▶ **What you should do**
Omit every picture and write out the rest of the records exactly.

(Entries from a visual dataset)

[start]

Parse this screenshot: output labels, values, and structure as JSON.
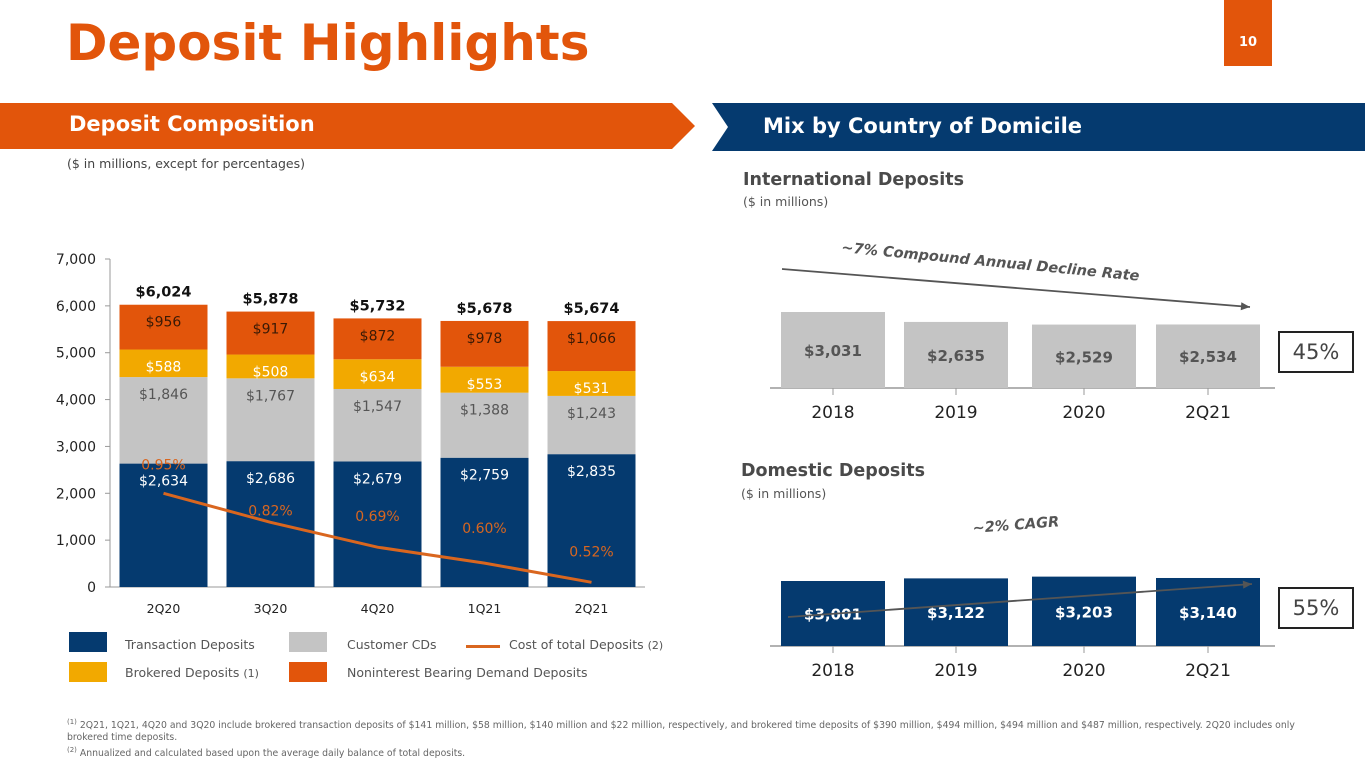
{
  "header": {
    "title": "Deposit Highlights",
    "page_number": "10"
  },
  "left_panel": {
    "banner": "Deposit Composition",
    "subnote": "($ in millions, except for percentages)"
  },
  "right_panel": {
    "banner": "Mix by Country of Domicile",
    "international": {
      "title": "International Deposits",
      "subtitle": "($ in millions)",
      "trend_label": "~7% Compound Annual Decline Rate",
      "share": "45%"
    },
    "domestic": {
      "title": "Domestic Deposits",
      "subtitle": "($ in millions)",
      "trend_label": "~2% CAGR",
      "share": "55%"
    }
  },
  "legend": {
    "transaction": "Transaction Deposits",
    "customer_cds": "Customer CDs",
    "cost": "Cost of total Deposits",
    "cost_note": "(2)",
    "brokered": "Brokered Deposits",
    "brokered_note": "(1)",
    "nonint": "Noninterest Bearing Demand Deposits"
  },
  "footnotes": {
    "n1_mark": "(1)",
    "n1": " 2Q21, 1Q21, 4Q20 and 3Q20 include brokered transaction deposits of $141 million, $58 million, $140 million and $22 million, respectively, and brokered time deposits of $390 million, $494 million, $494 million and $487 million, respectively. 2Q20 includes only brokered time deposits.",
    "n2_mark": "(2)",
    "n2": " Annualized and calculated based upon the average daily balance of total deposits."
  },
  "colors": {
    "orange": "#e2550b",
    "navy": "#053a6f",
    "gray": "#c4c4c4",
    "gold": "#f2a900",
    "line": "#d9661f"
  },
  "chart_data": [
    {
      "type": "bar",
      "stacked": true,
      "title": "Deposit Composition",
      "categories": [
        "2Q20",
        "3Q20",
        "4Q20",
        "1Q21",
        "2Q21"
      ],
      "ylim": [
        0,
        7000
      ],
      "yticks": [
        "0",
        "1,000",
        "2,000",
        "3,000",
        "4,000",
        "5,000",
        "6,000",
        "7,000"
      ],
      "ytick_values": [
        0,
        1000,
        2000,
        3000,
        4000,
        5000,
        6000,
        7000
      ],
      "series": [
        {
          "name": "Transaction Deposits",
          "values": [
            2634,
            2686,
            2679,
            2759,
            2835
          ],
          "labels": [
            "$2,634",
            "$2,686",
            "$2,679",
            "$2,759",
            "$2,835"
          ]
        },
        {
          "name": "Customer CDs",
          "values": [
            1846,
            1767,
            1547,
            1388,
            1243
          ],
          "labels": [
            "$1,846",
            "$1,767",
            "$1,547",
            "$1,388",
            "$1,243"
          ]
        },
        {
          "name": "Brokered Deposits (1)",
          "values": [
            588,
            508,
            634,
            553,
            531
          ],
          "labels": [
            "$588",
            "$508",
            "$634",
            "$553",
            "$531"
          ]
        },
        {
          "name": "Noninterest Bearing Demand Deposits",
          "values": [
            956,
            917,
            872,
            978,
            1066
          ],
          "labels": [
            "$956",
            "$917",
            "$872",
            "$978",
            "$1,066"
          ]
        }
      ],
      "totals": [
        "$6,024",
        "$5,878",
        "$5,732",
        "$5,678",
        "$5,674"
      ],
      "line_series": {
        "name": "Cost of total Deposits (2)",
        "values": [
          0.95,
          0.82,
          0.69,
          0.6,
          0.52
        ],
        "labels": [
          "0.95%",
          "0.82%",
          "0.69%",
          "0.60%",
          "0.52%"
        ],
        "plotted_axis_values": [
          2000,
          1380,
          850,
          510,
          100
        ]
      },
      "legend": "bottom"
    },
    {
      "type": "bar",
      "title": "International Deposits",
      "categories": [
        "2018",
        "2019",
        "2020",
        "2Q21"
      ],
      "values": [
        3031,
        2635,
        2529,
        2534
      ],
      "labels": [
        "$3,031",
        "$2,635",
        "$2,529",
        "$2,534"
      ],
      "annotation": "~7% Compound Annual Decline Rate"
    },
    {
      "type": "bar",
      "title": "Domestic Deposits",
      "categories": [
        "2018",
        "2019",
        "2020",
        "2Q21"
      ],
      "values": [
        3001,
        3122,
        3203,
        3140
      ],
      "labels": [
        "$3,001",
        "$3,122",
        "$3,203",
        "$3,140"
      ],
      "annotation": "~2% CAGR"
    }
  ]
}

[end]

▶ **Result of the exercise**
Parse this screenshot: output labels, values, and structure as JSON.
{
  "header": {
    "title": "Deposit Highlights",
    "page_number": "10"
  },
  "left_panel": {
    "banner": "Deposit Composition",
    "subnote": "($ in millions, except for percentages)"
  },
  "right_panel": {
    "banner": "Mix by Country of Domicile",
    "international": {
      "title": "International Deposits",
      "subtitle": "($ in millions)",
      "trend_label": "~7% Compound Annual Decline Rate",
      "share": "45%"
    },
    "domestic": {
      "title": "Domestic Deposits",
      "subtitle": "($ in millions)",
      "trend_label": "~2% CAGR",
      "share": "55%"
    }
  },
  "legend": {
    "transaction": "Transaction Deposits",
    "customer_cds": "Customer CDs",
    "cost": "Cost of total Deposits",
    "cost_note": "(2)",
    "brokered": "Brokered Deposits",
    "brokered_note": "(1)",
    "nonint": "Noninterest Bearing Demand Deposits"
  },
  "footnotes": {
    "n1_mark": "(1)",
    "n1": " 2Q21, 1Q21, 4Q20 and 3Q20 include brokered transaction deposits of $141 million, $58 million, $140 million and $22 million, respectively, and brokered time deposits of $390 million, $494 million, $494 million and $487 million, respectively. 2Q20 includes only brokered time deposits.",
    "n2_mark": "(2)",
    "n2": " Annualized and calculated based upon the average daily balance of total deposits."
  },
  "colors": {
    "orange": "#e2550b",
    "navy": "#053a6f",
    "gray": "#c4c4c4",
    "gold": "#f2a900",
    "line": "#d9661f"
  },
  "chart_data": [
    {
      "type": "bar",
      "stacked": true,
      "title": "Deposit Composition",
      "categories": [
        "2Q20",
        "3Q20",
        "4Q20",
        "1Q21",
        "2Q21"
      ],
      "ylim": [
        0,
        7000
      ],
      "yticks": [
        "0",
        "1,000",
        "2,000",
        "3,000",
        "4,000",
        "5,000",
        "6,000",
        "7,000"
      ],
      "ytick_values": [
        0,
        1000,
        2000,
        3000,
        4000,
        5000,
        6000,
        7000
      ],
      "series": [
        {
          "name": "Transaction Deposits",
          "values": [
            2634,
            2686,
            2679,
            2759,
            2835
          ],
          "labels": [
            "$2,634",
            "$2,686",
            "$2,679",
            "$2,759",
            "$2,835"
          ]
        },
        {
          "name": "Customer CDs",
          "values": [
            1846,
            1767,
            1547,
            1388,
            1243
          ],
          "labels": [
            "$1,846",
            "$1,767",
            "$1,547",
            "$1,388",
            "$1,243"
          ]
        },
        {
          "name": "Brokered Deposits (1)",
          "values": [
            588,
            508,
            634,
            553,
            531
          ],
          "labels": [
            "$588",
            "$508",
            "$634",
            "$553",
            "$531"
          ]
        },
        {
          "name": "Noninterest Bearing Demand Deposits",
          "values": [
            956,
            917,
            872,
            978,
            1066
          ],
          "labels": [
            "$956",
            "$917",
            "$872",
            "$978",
            "$1,066"
          ]
        }
      ],
      "totals": [
        "$6,024",
        "$5,878",
        "$5,732",
        "$5,678",
        "$5,674"
      ],
      "line_series": {
        "name": "Cost of total Deposits (2)",
        "values": [
          0.95,
          0.82,
          0.69,
          0.6,
          0.52
        ],
        "labels": [
          "0.95%",
          "0.82%",
          "0.69%",
          "0.60%",
          "0.52%"
        ],
        "plotted_axis_values": [
          2000,
          1380,
          850,
          510,
          100
        ]
      },
      "legend": "bottom"
    },
    {
      "type": "bar",
      "title": "International Deposits",
      "categories": [
        "2018",
        "2019",
        "2020",
        "2Q21"
      ],
      "values": [
        3031,
        2635,
        2529,
        2534
      ],
      "labels": [
        "$3,031",
        "$2,635",
        "$2,529",
        "$2,534"
      ],
      "annotation": "~7% Compound Annual Decline Rate"
    },
    {
      "type": "bar",
      "title": "Domestic Deposits",
      "categories": [
        "2018",
        "2019",
        "2020",
        "2Q21"
      ],
      "values": [
        3001,
        3122,
        3203,
        3140
      ],
      "labels": [
        "$3,001",
        "$3,122",
        "$3,203",
        "$3,140"
      ],
      "annotation": "~2% CAGR"
    }
  ]
}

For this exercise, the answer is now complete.